> [Stated exercise] Can you copy out the data exactly? Leave the images out.

Figure data in JSON:
"""
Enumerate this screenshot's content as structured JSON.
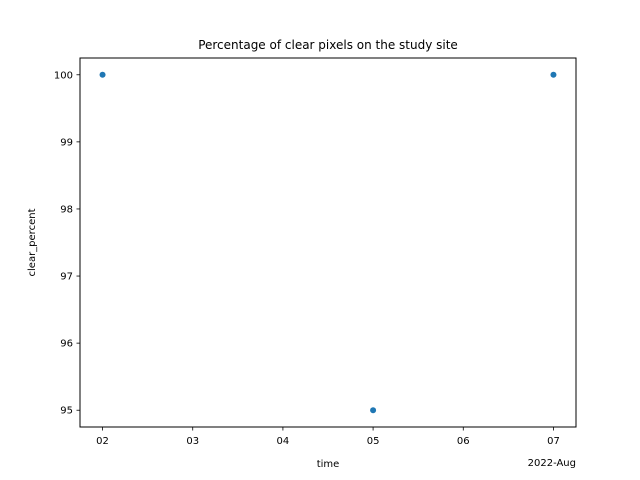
{
  "chart_data": {
    "type": "scatter",
    "title": "Percentage of clear pixels on the study site",
    "xlabel": "time",
    "ylabel": "clear_percent",
    "x_offset_label": "2022-Aug",
    "x_ticks": [
      "02",
      "03",
      "04",
      "05",
      "06",
      "07"
    ],
    "x_tick_values": [
      2,
      3,
      4,
      5,
      6,
      7
    ],
    "y_ticks": [
      "95",
      "96",
      "97",
      "98",
      "99",
      "100"
    ],
    "y_tick_values": [
      95,
      96,
      97,
      98,
      99,
      100
    ],
    "xlim": [
      1.75,
      7.25
    ],
    "ylim": [
      94.75,
      100.25
    ],
    "grid": false,
    "series": [
      {
        "x": [
          "2022-08-02",
          "2022-08-05",
          "2022-08-07"
        ],
        "y": [
          100,
          95,
          100
        ],
        "color": "#1f77b4"
      }
    ]
  }
}
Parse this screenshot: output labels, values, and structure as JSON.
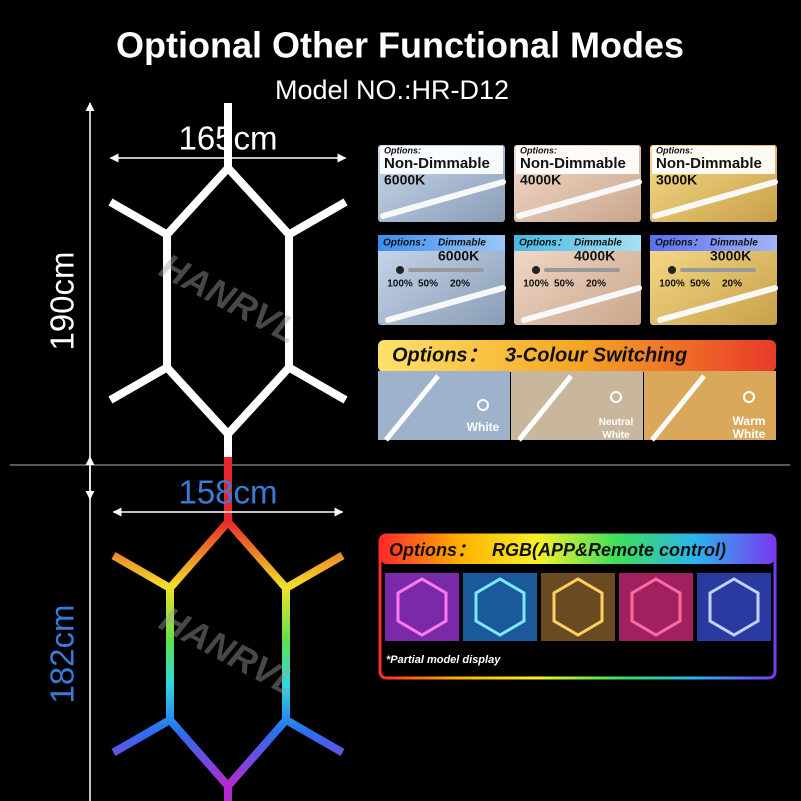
{
  "header": {
    "title": "Optional Other Functional Modes",
    "subtitle": "Model NO.:HR-D12"
  },
  "top_frame": {
    "width_label": "165cm",
    "height_label": "190cm",
    "watermark": "HANRVL"
  },
  "bottom_frame": {
    "width_label": "158cm",
    "height_label": "182cm",
    "watermark": "HANRVL"
  },
  "non_dimmable_cards": [
    {
      "options": "Options:",
      "mode": "Non-Dimmable",
      "temp": "6000K"
    },
    {
      "options": "Options:",
      "mode": "Non-Dimmable",
      "temp": "4000K"
    },
    {
      "options": "Options:",
      "mode": "Non-Dimmable",
      "temp": "3000K"
    }
  ],
  "dimmable_cards": [
    {
      "options": "Options：",
      "mode": "Dimmable",
      "temp": "6000K",
      "levels": [
        "100%",
        "50%",
        "20%"
      ]
    },
    {
      "options": "Options：",
      "mode": "Dimmable",
      "temp": "4000K",
      "levels": [
        "100%",
        "50%",
        "20%"
      ]
    },
    {
      "options": "Options：",
      "mode": "Dimmable",
      "temp": "3000K",
      "levels": [
        "100%",
        "50%",
        "20%"
      ]
    }
  ],
  "colour_switching": {
    "options": "Options：",
    "title": "3-Colour Switching",
    "modes": [
      "White",
      "Neutral White",
      "Warm White"
    ]
  },
  "rgb": {
    "options": "Options：",
    "title": "RGB(APP&Remote control)",
    "note": "*Partial model display"
  }
}
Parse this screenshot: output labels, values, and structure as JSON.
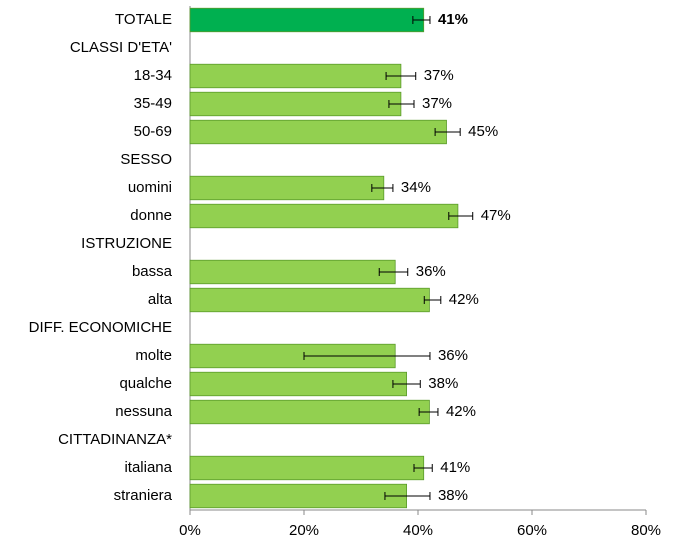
{
  "chart_data": {
    "type": "bar",
    "orientation": "horizontal",
    "categories": [
      "TOTALE",
      "CLASSI D'ETA'",
      "18-34",
      "35-49",
      "50-69",
      "SESSO",
      "uomini",
      "donne",
      "ISTRUZIONE",
      "bassa",
      "alta",
      "DIFF. ECONOMICHE",
      "molte",
      "qualche",
      "nessuna",
      "CITTADINANZA*",
      "italiana",
      "straniera"
    ],
    "values": [
      41,
      null,
      37,
      37,
      45,
      null,
      34,
      47,
      null,
      36,
      42,
      null,
      36,
      38,
      42,
      null,
      41,
      38
    ],
    "value_labels": [
      "41%",
      null,
      "37%",
      "37%",
      "45%",
      null,
      "34%",
      "47%",
      null,
      "36%",
      "42%",
      null,
      "36%",
      "38%",
      "42%",
      null,
      "41%",
      "38%"
    ],
    "ci_low": [
      39.1,
      null,
      34.4,
      34.9,
      43.0,
      null,
      31.9,
      45.4,
      null,
      33.2,
      41.1,
      null,
      20.0,
      35.6,
      40.2,
      null,
      39.3,
      34.2
    ],
    "ci_high": [
      42.1,
      null,
      39.6,
      39.3,
      47.4,
      null,
      35.6,
      49.6,
      null,
      38.2,
      44.0,
      null,
      42.1,
      40.4,
      43.5,
      null,
      42.5,
      42.1
    ],
    "bar_colors": [
      "#00b050",
      null,
      "#92d050",
      "#92d050",
      "#92d050",
      null,
      "#92d050",
      "#92d050",
      null,
      "#92d050",
      "#92d050",
      null,
      "#92d050",
      "#92d050",
      "#92d050",
      null,
      "#92d050",
      "#92d050"
    ],
    "xlim": [
      0,
      80
    ],
    "xticks": [
      {
        "value": 0,
        "label": "0%"
      },
      {
        "value": 20,
        "label": "20%"
      },
      {
        "value": 40,
        "label": "40%"
      },
      {
        "value": 60,
        "label": "60%"
      },
      {
        "value": 80,
        "label": "80%"
      }
    ],
    "grid": false
  }
}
"""
> [Full answer]
Enumerate this screenshot's content as structured JSON.
{
  "chart_data": {
    "type": "scatter",
    "title": "Percentage of clear pixels on the study site",
    "xlabel": "time",
    "ylabel": "clear_percent",
    "x_offset_label": "2022-Aug",
    "x_ticks": [
      "02",
      "03",
      "04",
      "05",
      "06",
      "07"
    ],
    "x_tick_values": [
      2,
      3,
      4,
      5,
      6,
      7
    ],
    "y_ticks": [
      "95",
      "96",
      "97",
      "98",
      "99",
      "100"
    ],
    "y_tick_values": [
      95,
      96,
      97,
      98,
      99,
      100
    ],
    "xlim": [
      1.75,
      7.25
    ],
    "ylim": [
      94.75,
      100.25
    ],
    "grid": false,
    "series": [
      {
        "x": [
          "2022-08-02",
          "2022-08-05",
          "2022-08-07"
        ],
        "y": [
          100,
          95,
          100
        ],
        "color": "#1f77b4"
      }
    ]
  }
}
Parse this screenshot: output labels, values, and structure as JSON.
{
  "header": {
    "title": "Optional Other Functional Modes",
    "subtitle": "Model NO.:HR-D12"
  },
  "top_frame": {
    "width_label": "165cm",
    "height_label": "190cm",
    "watermark": "HANRVL"
  },
  "bottom_frame": {
    "width_label": "158cm",
    "height_label": "182cm",
    "watermark": "HANRVL"
  },
  "non_dimmable_cards": [
    {
      "options": "Options:",
      "mode": "Non-Dimmable",
      "temp": "6000K"
    },
    {
      "options": "Options:",
      "mode": "Non-Dimmable",
      "temp": "4000K"
    },
    {
      "options": "Options:",
      "mode": "Non-Dimmable",
      "temp": "3000K"
    }
  ],
  "dimmable_cards": [
    {
      "options": "Options：",
      "mode": "Dimmable",
      "temp": "6000K",
      "levels": [
        "100%",
        "50%",
        "20%"
      ]
    },
    {
      "options": "Options：",
      "mode": "Dimmable",
      "temp": "4000K",
      "levels": [
        "100%",
        "50%",
        "20%"
      ]
    },
    {
      "options": "Options：",
      "mode": "Dimmable",
      "temp": "3000K",
      "levels": [
        "100%",
        "50%",
        "20%"
      ]
    }
  ],
  "colour_switching": {
    "options": "Options：",
    "title": "3-Colour Switching",
    "modes": [
      "White",
      "Neutral White",
      "Warm White"
    ]
  },
  "rgb": {
    "options": "Options：",
    "title": "RGB(APP&Remote control)",
    "note": "*Partial model display"
  }
}
Parse this screenshot: output labels, values, and structure as JSON.
{
  "chart_data": {
    "type": "bar",
    "orientation": "horizontal",
    "categories": [
      "TOTALE",
      "CLASSI D'ETA'",
      "18-34",
      "35-49",
      "50-69",
      "SESSO",
      "uomini",
      "donne",
      "ISTRUZIONE",
      "bassa",
      "alta",
      "DIFF. ECONOMICHE",
      "molte",
      "qualche",
      "nessuna",
      "CITTADINANZA*",
      "italiana",
      "straniera"
    ],
    "values": [
      41,
      null,
      37,
      37,
      45,
      null,
      34,
      47,
      null,
      36,
      42,
      null,
      36,
      38,
      42,
      null,
      41,
      38
    ],
    "value_labels": [
      "41%",
      null,
      "37%",
      "37%",
      "45%",
      null,
      "34%",
      "47%",
      null,
      "36%",
      "42%",
      null,
      "36%",
      "38%",
      "42%",
      null,
      "41%",
      "38%"
    ],
    "ci_low": [
      39.1,
      null,
      34.4,
      34.9,
      43.0,
      null,
      31.9,
      45.4,
      null,
      33.2,
      41.1,
      null,
      20.0,
      35.6,
      40.2,
      null,
      39.3,
      34.2
    ],
    "ci_high": [
      42.1,
      null,
      39.6,
      39.3,
      47.4,
      null,
      35.6,
      49.6,
      null,
      38.2,
      44.0,
      null,
      42.1,
      40.4,
      43.5,
      null,
      42.5,
      42.1
    ],
    "bar_colors": [
      "#00b050",
      null,
      "#92d050",
      "#92d050",
      "#92d050",
      null,
      "#92d050",
      "#92d050",
      null,
      "#92d050",
      "#92d050",
      null,
      "#92d050",
      "#92d050",
      "#92d050",
      null,
      "#92d050",
      "#92d050"
    ],
    "xlim": [
      0,
      80
    ],
    "xticks": [
      {
        "value": 0,
        "label": "0%"
      },
      {
        "value": 20,
        "label": "20%"
      },
      {
        "value": 40,
        "label": "40%"
      },
      {
        "value": 60,
        "label": "60%"
      },
      {
        "value": 80,
        "label": "80%"
      }
    ],
    "grid": false
  }
}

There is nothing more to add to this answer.